## DO THIS
Below are records. Copy every line with "name" in it.

— Begin —

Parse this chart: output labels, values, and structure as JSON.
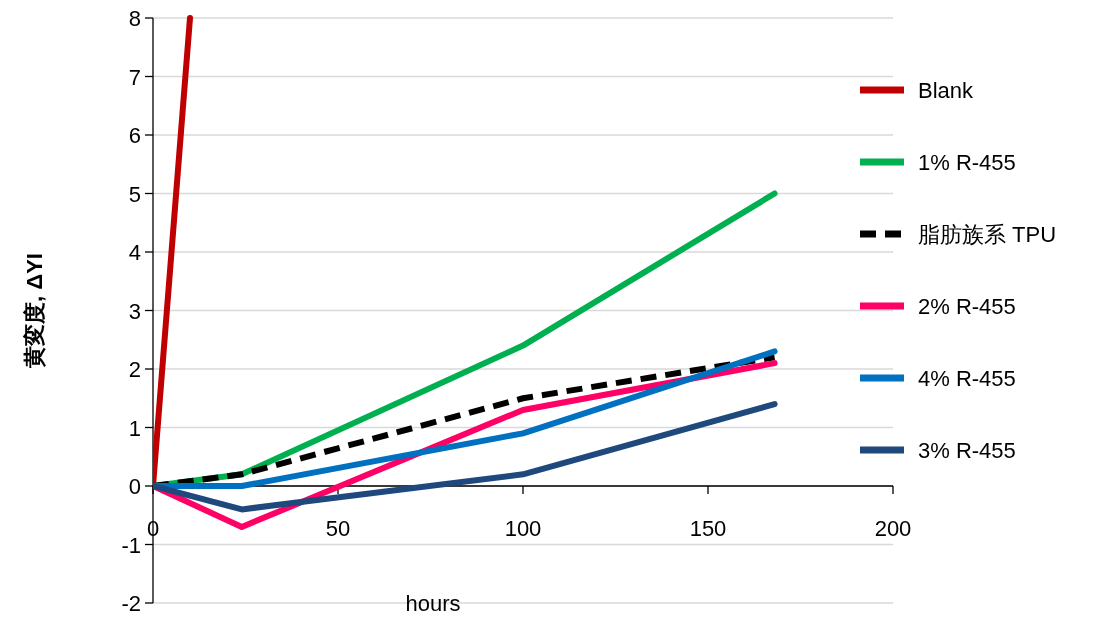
{
  "chart_data": {
    "type": "line",
    "xlabel": "hours",
    "ylabel": "黄変度, ΔYI",
    "x": [
      0,
      24,
      100,
      168
    ],
    "series": [
      {
        "name": "Blank",
        "color": "#c00000",
        "x": [
          0,
          10
        ],
        "values": [
          0,
          8
        ]
      },
      {
        "name": "1% R-455",
        "color": "#00b050",
        "values": [
          0,
          0.2,
          2.4,
          5.0
        ]
      },
      {
        "name": "脂肪族系 TPU",
        "color": "#000000",
        "line_style": "dashed",
        "values": [
          0,
          0.2,
          1.5,
          2.2
        ]
      },
      {
        "name": "2% R-455",
        "color": "#ff0066",
        "values": [
          0,
          -0.7,
          1.3,
          2.1
        ]
      },
      {
        "name": "4% R-455",
        "color": "#0070c0",
        "values": [
          0,
          0,
          0.9,
          2.3
        ]
      },
      {
        "name": "3% R-455",
        "color": "#1f497d",
        "values": [
          0,
          -0.4,
          0.2,
          1.4
        ]
      }
    ],
    "xlim": [
      0,
      200
    ],
    "xticks": [
      0,
      50,
      100,
      150,
      200
    ],
    "ylim": [
      -2,
      8
    ],
    "yticks": [
      -2,
      -1,
      0,
      1,
      2,
      3,
      4,
      5,
      6,
      7,
      8
    ],
    "grid": "y",
    "legend": "right",
    "line_style": "solid",
    "marker": "none"
  }
}
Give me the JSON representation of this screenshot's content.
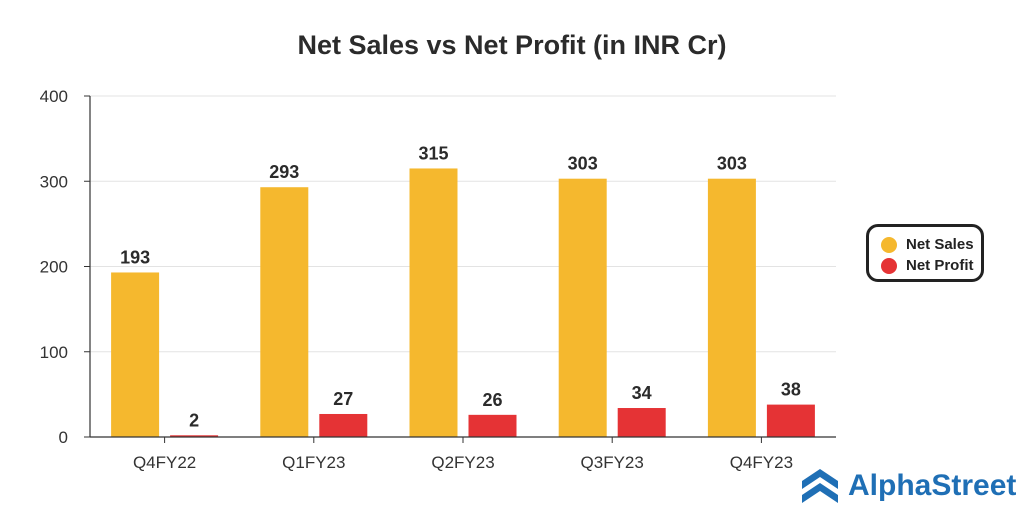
{
  "chart_data": {
    "type": "bar",
    "title": "Net Sales vs Net Profit (in INR Cr)",
    "xlabel": "",
    "ylabel": "",
    "categories": [
      "Q4FY22",
      "Q1FY23",
      "Q2FY23",
      "Q3FY23",
      "Q4FY23"
    ],
    "series": [
      {
        "name": "Net Sales",
        "values": [
          193,
          293,
          315,
          303,
          303
        ],
        "color": "#F5B82E"
      },
      {
        "name": "Net Profit",
        "values": [
          2,
          27,
          26,
          34,
          38
        ],
        "color": "#E53335"
      }
    ],
    "ylim": [
      0,
      400
    ],
    "yticks": [
      0,
      100,
      200,
      300,
      400
    ],
    "grid": true,
    "legend_position": "right"
  },
  "brand": {
    "name": "AlphaStreet",
    "icon": "alphastreet-logo-icon",
    "color": "#1F6FB5"
  }
}
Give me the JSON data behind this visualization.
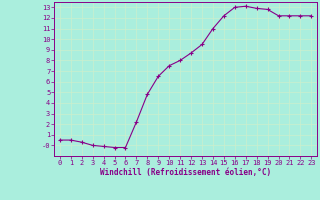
{
  "x": [
    0,
    1,
    2,
    3,
    4,
    5,
    6,
    7,
    8,
    9,
    10,
    11,
    12,
    13,
    14,
    15,
    16,
    17,
    18,
    19,
    20,
    21,
    22,
    23
  ],
  "y": [
    0.5,
    0.5,
    0.3,
    0.0,
    -0.1,
    -0.2,
    -0.2,
    2.2,
    4.8,
    6.5,
    7.5,
    8.0,
    8.7,
    9.5,
    11.0,
    12.2,
    13.0,
    13.1,
    12.9,
    12.8,
    12.2,
    12.2,
    12.2,
    12.2
  ],
  "xlabel": "Windchill (Refroidissement éolien,°C)",
  "bg_color": "#aaeedd",
  "grid_color": "#bbddcc",
  "line_color": "#880088",
  "xlim": [
    -0.5,
    23.5
  ],
  "ylim": [
    -1.0,
    13.5
  ],
  "yticks": [
    0,
    1,
    2,
    3,
    4,
    5,
    6,
    7,
    8,
    9,
    10,
    11,
    12,
    13
  ],
  "ytick_labels": [
    "-0",
    "1",
    "2",
    "3",
    "4",
    "5",
    "6",
    "7",
    "8",
    "9",
    "10",
    "11",
    "12",
    "13"
  ],
  "xticks": [
    0,
    1,
    2,
    3,
    4,
    5,
    6,
    7,
    8,
    9,
    10,
    11,
    12,
    13,
    14,
    15,
    16,
    17,
    18,
    19,
    20,
    21,
    22,
    23
  ]
}
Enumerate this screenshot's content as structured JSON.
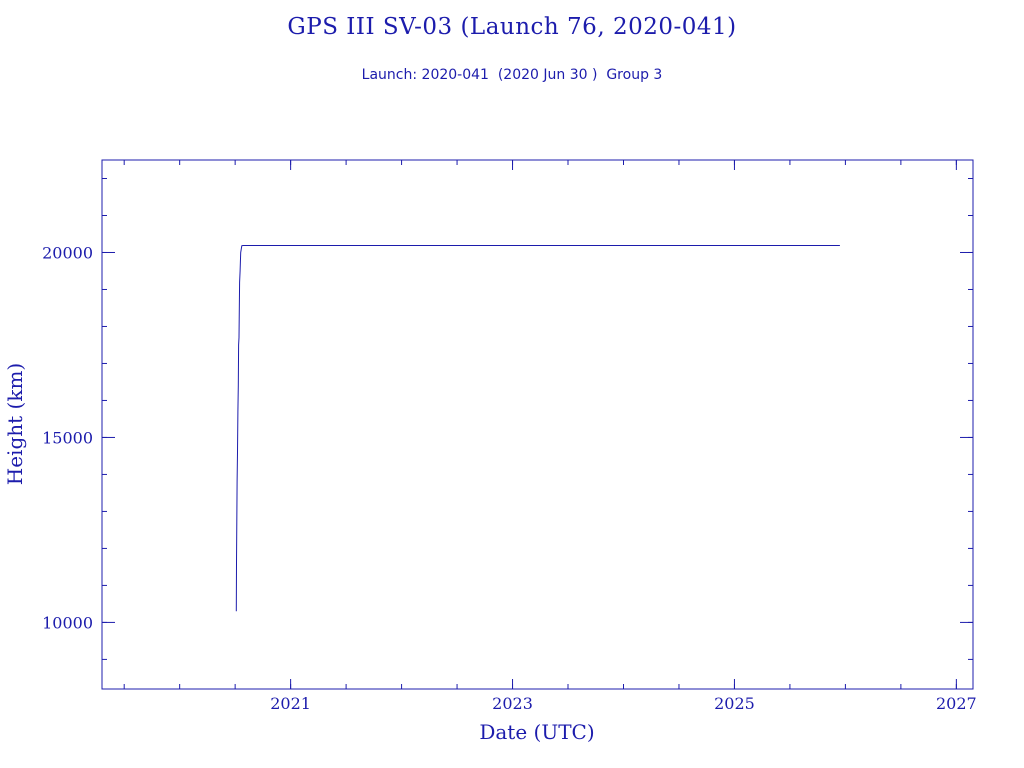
{
  "chart_data": {
    "type": "line",
    "title": "GPS III SV-03 (Launch 76, 2020-041)",
    "subtitle": "Launch: 2020-041  (2020 Jun 30 )  Group 3",
    "xlabel": "Date (UTC)",
    "ylabel": "Height (km)",
    "xlim": [
      2019.3,
      2027.15
    ],
    "ylim": [
      8200,
      22500
    ],
    "x_ticks": [
      2021,
      2023,
      2025,
      2027
    ],
    "x_minor_step": 0.5,
    "y_ticks": [
      10000,
      15000,
      20000
    ],
    "y_minor_step": 1000,
    "grid": false,
    "colors": {
      "axes": "#1c1cac",
      "line": "#1c1cac"
    },
    "series": [
      {
        "x": [
          2020.51,
          2020.512,
          2020.515,
          2020.518,
          2020.521,
          2020.525,
          2020.528,
          2020.531,
          2020.535,
          2020.54,
          2020.545,
          2020.55,
          2020.56,
          2020.57,
          2020.6,
          2021.0,
          2022.0,
          2023.0,
          2024.0,
          2025.0,
          2025.95
        ],
        "y": [
          10300,
          11600,
          12700,
          13800,
          14600,
          15700,
          16400,
          17500,
          17700,
          19200,
          19500,
          20000,
          20180,
          20190,
          20190,
          20190,
          20190,
          20190,
          20190,
          20190,
          20190
        ]
      }
    ]
  }
}
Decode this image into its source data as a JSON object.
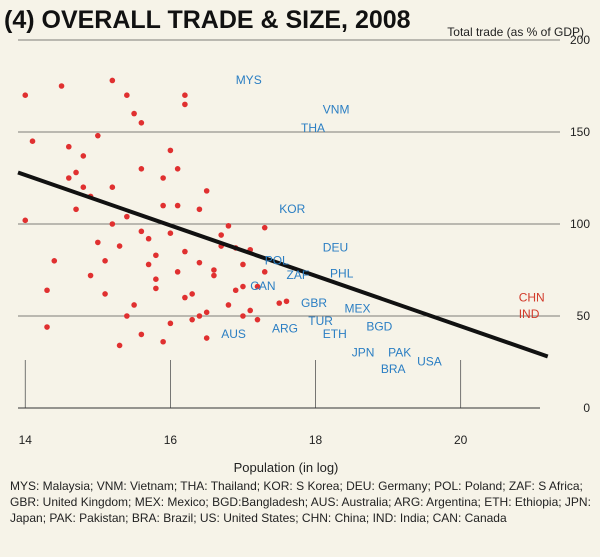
{
  "chart_data": {
    "type": "scatter",
    "title": "(4) OVERALL TRADE & SIZE, 2008",
    "ylabel": "Total trade (as % of GDP)",
    "xlabel": "Population (in log)",
    "xlim": [
      13.9,
      21.3
    ],
    "ylim": [
      0,
      200
    ],
    "xticks": [
      14,
      16,
      18,
      20
    ],
    "yticks": [
      0,
      50,
      100,
      150,
      200
    ],
    "grid": "horizontal",
    "trendline": {
      "x": [
        13.9,
        21.2
      ],
      "y": [
        128,
        28
      ]
    },
    "points": [
      [
        14.0,
        170
      ],
      [
        14.1,
        145
      ],
      [
        14.0,
        102
      ],
      [
        14.3,
        64
      ],
      [
        14.3,
        44
      ],
      [
        14.4,
        80
      ],
      [
        14.5,
        175
      ],
      [
        14.6,
        125
      ],
      [
        14.6,
        142
      ],
      [
        14.7,
        128
      ],
      [
        14.7,
        108
      ],
      [
        14.9,
        72
      ],
      [
        14.9,
        115
      ],
      [
        15.0,
        90
      ],
      [
        15.1,
        62
      ],
      [
        15.2,
        100
      ],
      [
        15.2,
        120
      ],
      [
        15.3,
        34
      ],
      [
        15.4,
        170
      ],
      [
        15.5,
        160
      ],
      [
        15.6,
        155
      ],
      [
        15.6,
        130
      ],
      [
        15.7,
        92
      ],
      [
        15.8,
        83
      ],
      [
        15.9,
        110
      ],
      [
        16.0,
        46
      ],
      [
        16.1,
        74
      ],
      [
        16.2,
        165
      ],
      [
        16.4,
        50
      ],
      [
        15.5,
        56
      ],
      [
        15.3,
        88
      ],
      [
        15.8,
        65
      ],
      [
        15.9,
        125
      ],
      [
        14.8,
        137
      ],
      [
        15.2,
        178
      ],
      [
        15.4,
        104
      ],
      [
        15.6,
        96
      ],
      [
        15.7,
        78
      ],
      [
        15.9,
        36
      ],
      [
        16.0,
        95
      ],
      [
        16.1,
        130
      ],
      [
        16.2,
        85
      ],
      [
        16.3,
        62
      ],
      [
        16.4,
        79
      ],
      [
        16.5,
        38
      ],
      [
        16.6,
        72
      ],
      [
        16.7,
        88
      ],
      [
        16.8,
        99
      ],
      [
        16.9,
        64
      ],
      [
        17.0,
        78
      ],
      [
        17.1,
        53
      ],
      [
        17.2,
        66
      ],
      [
        17.3,
        74
      ],
      [
        17.5,
        57
      ],
      [
        17.1,
        86
      ],
      [
        16.3,
        48
      ],
      [
        16.5,
        118
      ],
      [
        16.9,
        87
      ],
      [
        17.0,
        66
      ],
      [
        16.2,
        60
      ],
      [
        16.5,
        52
      ],
      [
        16.6,
        75
      ],
      [
        15.1,
        80
      ],
      [
        15.4,
        50
      ],
      [
        16.1,
        110
      ],
      [
        16.4,
        108
      ],
      [
        16.2,
        170
      ],
      [
        15.0,
        148
      ],
      [
        14.8,
        120
      ],
      [
        15.6,
        40
      ],
      [
        16.0,
        140
      ],
      [
        16.8,
        56
      ],
      [
        17.0,
        50
      ],
      [
        17.2,
        48
      ],
      [
        17.3,
        98
      ],
      [
        15.8,
        70
      ],
      [
        16.7,
        94
      ],
      [
        17.6,
        58
      ]
    ],
    "labels": [
      {
        "text": "MYS",
        "x": 16.9,
        "y": 176,
        "highlight": false
      },
      {
        "text": "VNM",
        "x": 18.1,
        "y": 160,
        "highlight": false
      },
      {
        "text": "THA",
        "x": 17.8,
        "y": 150,
        "highlight": false
      },
      {
        "text": "KOR",
        "x": 17.5,
        "y": 106,
        "highlight": false
      },
      {
        "text": "DEU",
        "x": 18.1,
        "y": 85,
        "highlight": false
      },
      {
        "text": "POL",
        "x": 17.3,
        "y": 78,
        "highlight": false
      },
      {
        "text": "ZAF",
        "x": 17.6,
        "y": 70,
        "highlight": false
      },
      {
        "text": "PHL",
        "x": 18.2,
        "y": 71,
        "highlight": false
      },
      {
        "text": "CAN",
        "x": 17.1,
        "y": 64,
        "highlight": false
      },
      {
        "text": "GBR",
        "x": 17.8,
        "y": 55,
        "highlight": false
      },
      {
        "text": "MEX",
        "x": 18.4,
        "y": 52,
        "highlight": false
      },
      {
        "text": "TUR",
        "x": 17.9,
        "y": 45,
        "highlight": false
      },
      {
        "text": "BGD",
        "x": 18.7,
        "y": 42,
        "highlight": false
      },
      {
        "text": "ETH",
        "x": 18.1,
        "y": 38,
        "highlight": false
      },
      {
        "text": "AUS",
        "x": 16.7,
        "y": 38,
        "highlight": false
      },
      {
        "text": "ARG",
        "x": 17.4,
        "y": 41,
        "highlight": false
      },
      {
        "text": "JPN",
        "x": 18.5,
        "y": 28,
        "highlight": false
      },
      {
        "text": "PAK",
        "x": 19.0,
        "y": 28,
        "highlight": false
      },
      {
        "text": "BRA",
        "x": 18.9,
        "y": 19,
        "highlight": false
      },
      {
        "text": "USA",
        "x": 19.4,
        "y": 23,
        "highlight": false
      },
      {
        "text": "CHN",
        "x": 20.8,
        "y": 58,
        "highlight": true
      },
      {
        "text": "IND",
        "x": 20.8,
        "y": 49,
        "highlight": true
      }
    ],
    "legend_text": "MYS: Malaysia; VNM: Vietnam; THA: Thailand; KOR: S Korea; DEU: Germany; POL: Poland; ZAF: S Africa; GBR: United Kingdom; MEX: Mexico; BGD:Bangladesh; AUS: Australia; ARG: Argentina; ETH: Ethiopia; JPN: Japan; PAK: Pakistan; BRA: Brazil; US: United States; CHN: China; IND: India; CAN: Canada"
  }
}
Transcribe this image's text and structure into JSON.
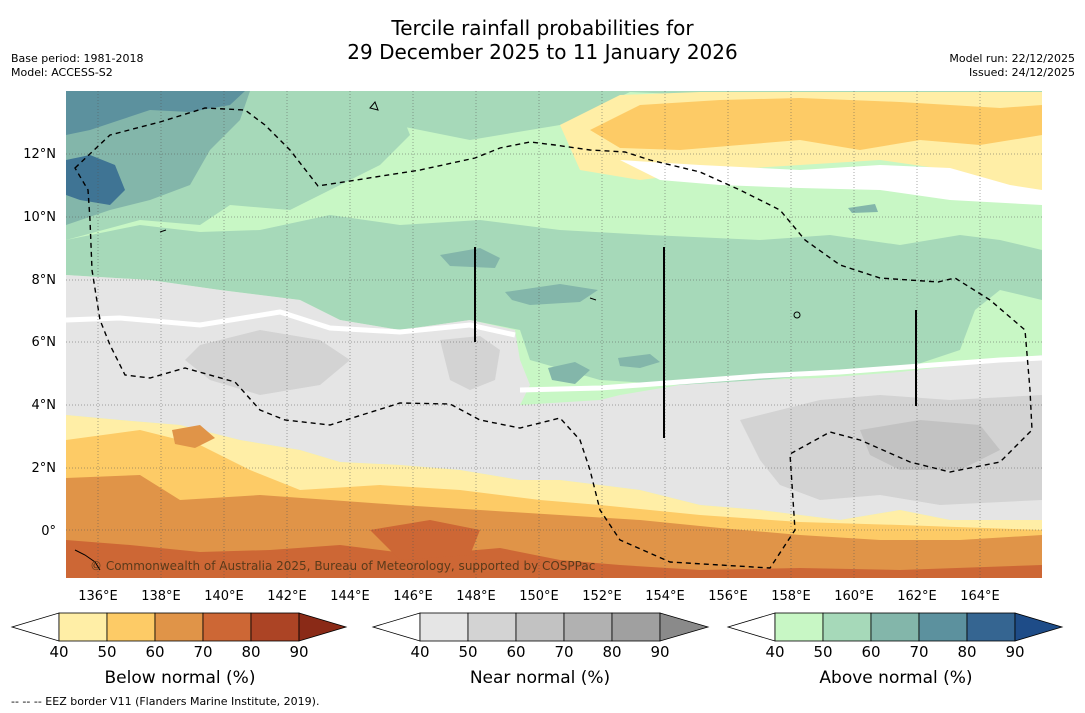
{
  "title": {
    "line1": "Tercile rainfall probabilities for",
    "line2": "29 December 2025 to 11 January 2026"
  },
  "left_meta": {
    "base_period": "Base period: 1981-2018",
    "model": "Model: ACCESS-S2"
  },
  "right_meta": {
    "model_run": "Model run: 22/12/2025",
    "issued": "Issued: 24/12/2025"
  },
  "axes": {
    "lat_labels": [
      "12°N",
      "10°N",
      "8°N",
      "6°N",
      "4°N",
      "2°N",
      "0°"
    ],
    "lon_labels": [
      "136°E",
      "138°E",
      "140°E",
      "142°E",
      "144°E",
      "146°E",
      "148°E",
      "150°E",
      "152°E",
      "154°E",
      "156°E",
      "158°E",
      "160°E",
      "162°E",
      "164°E"
    ]
  },
  "copyright": "© Commonwealth of Australia 2025, Bureau of Meteorology, supported by COSPPac",
  "colorbars": [
    {
      "label": "Below normal (%)",
      "ticks": [
        "40",
        "50",
        "60",
        "70",
        "80",
        "90"
      ],
      "colors": [
        "#ffeea6",
        "#fdcb66",
        "#e09448",
        "#cd6735",
        "#ac4425",
        "#8a2a17"
      ]
    },
    {
      "label": "Near normal (%)",
      "ticks": [
        "40",
        "50",
        "60",
        "70",
        "80",
        "90"
      ],
      "colors": [
        "#e5e5e5",
        "#d3d3d3",
        "#c2c2c2",
        "#b1b1b1",
        "#a0a0a0",
        "#8a8a8a"
      ]
    },
    {
      "label": "Above normal (%)",
      "ticks": [
        "40",
        "50",
        "60",
        "70",
        "80",
        "90"
      ],
      "colors": [
        "#c8f7c5",
        "#a6d9b9",
        "#83b6aa",
        "#5c919e",
        "#356591",
        "#1e4c88"
      ]
    }
  ],
  "footnote": "--  --  -- EEZ border V11 (Flanders Marine Institute, 2019)."
}
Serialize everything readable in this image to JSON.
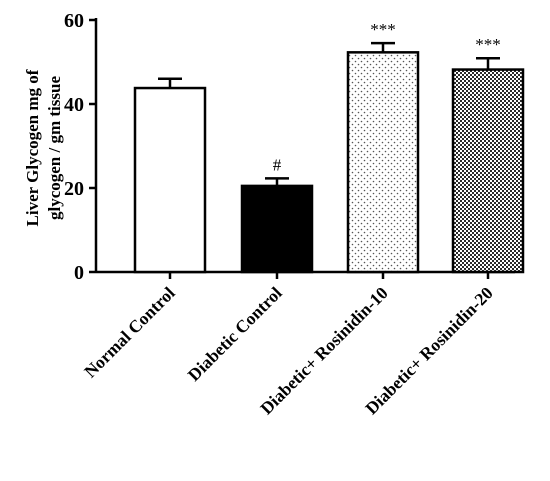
{
  "chart_data": {
    "type": "bar",
    "title": "",
    "xlabel": "",
    "ylabel_lines": [
      "Liver Glycogen mg of",
      "glycogen / gm tissue"
    ],
    "ylim": [
      0,
      60
    ],
    "yticks": [
      0,
      20,
      40,
      60
    ],
    "categories": [
      "Normal Control",
      "Diabetic Control",
      "Diabetic+ Rosinidin-10",
      "Diabetic+ Rosinidin-20"
    ],
    "values": [
      43.8,
      20.5,
      52.3,
      48.2
    ],
    "errors": [
      2.2,
      1.8,
      2.2,
      2.7
    ],
    "annotations": [
      "",
      "#",
      "***",
      "***"
    ],
    "fills": [
      "white",
      "black",
      "sparse-dots",
      "dense-checker"
    ],
    "grid": false,
    "legend": "none"
  }
}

— End —

## RESULT FOR THIS TASK
        "name": "Blank",
        "name": "1% R-455",
        "name": "脂肪族系 TPU",
        "name": "2% R-455",
        "name": "4% R-455",
        "name": "3% R-455",
        "name": "Net Sales",
        "name": "Net Profit",
    "name": "AlphaStreet",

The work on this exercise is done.